** BEGIN SUPPLIED RECORDS **

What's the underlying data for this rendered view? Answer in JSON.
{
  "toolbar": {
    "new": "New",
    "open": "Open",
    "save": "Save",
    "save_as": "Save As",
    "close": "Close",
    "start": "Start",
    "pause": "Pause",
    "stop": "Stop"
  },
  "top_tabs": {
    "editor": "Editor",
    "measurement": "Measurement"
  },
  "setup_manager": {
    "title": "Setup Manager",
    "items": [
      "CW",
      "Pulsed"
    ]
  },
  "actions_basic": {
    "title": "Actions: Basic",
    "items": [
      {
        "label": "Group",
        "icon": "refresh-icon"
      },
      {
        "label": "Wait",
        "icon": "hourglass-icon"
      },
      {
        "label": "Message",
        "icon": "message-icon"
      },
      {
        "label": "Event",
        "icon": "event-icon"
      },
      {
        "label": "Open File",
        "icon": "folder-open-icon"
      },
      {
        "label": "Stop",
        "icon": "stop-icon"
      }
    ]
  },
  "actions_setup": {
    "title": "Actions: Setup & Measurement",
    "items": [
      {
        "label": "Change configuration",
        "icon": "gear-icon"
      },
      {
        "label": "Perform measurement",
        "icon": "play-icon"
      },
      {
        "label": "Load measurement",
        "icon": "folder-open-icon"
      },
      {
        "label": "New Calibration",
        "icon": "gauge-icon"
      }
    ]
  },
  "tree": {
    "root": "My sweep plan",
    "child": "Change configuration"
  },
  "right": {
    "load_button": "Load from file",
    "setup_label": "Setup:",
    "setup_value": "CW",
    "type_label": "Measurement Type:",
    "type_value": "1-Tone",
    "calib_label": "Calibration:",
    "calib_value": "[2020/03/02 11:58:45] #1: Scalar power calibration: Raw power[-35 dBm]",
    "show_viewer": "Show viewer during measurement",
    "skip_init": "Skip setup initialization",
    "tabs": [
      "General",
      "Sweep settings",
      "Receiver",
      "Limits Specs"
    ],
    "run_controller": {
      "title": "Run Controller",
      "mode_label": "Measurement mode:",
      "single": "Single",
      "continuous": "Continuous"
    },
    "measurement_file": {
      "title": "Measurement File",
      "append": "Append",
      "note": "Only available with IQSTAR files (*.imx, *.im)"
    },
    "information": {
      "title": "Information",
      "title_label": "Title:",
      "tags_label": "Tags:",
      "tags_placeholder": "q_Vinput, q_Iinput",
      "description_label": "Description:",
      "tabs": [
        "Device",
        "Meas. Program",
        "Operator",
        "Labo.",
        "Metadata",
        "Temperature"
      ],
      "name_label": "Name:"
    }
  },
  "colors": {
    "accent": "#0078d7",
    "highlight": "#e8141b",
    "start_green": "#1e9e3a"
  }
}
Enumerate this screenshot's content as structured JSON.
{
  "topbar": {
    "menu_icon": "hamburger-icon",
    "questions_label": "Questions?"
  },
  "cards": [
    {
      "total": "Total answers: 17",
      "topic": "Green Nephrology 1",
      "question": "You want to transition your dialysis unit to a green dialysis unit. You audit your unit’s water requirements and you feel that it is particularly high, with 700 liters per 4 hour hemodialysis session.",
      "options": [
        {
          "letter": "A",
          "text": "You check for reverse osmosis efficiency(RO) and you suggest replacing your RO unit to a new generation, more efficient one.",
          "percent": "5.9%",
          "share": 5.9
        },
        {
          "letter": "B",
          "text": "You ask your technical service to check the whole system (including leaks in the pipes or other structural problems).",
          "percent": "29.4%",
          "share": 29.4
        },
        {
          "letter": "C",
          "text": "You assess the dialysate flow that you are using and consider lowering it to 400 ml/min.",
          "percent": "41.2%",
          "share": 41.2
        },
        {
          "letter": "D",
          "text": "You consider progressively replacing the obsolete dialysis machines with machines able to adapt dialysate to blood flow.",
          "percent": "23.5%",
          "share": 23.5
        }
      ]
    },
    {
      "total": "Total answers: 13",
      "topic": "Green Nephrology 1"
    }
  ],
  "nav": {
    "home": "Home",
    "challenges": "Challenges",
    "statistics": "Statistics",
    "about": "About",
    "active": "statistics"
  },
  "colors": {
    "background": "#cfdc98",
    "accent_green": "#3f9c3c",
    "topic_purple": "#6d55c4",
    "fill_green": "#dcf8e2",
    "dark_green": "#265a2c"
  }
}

** END SUPPLIED RECORDS **

- EXERCISE BRIEF -
Check each line of the entries above for the word "Total". List the ones that have it.

- FINAL ANSWER -
      "total": "Total answers: 17",
      "total": "Total answers: 13",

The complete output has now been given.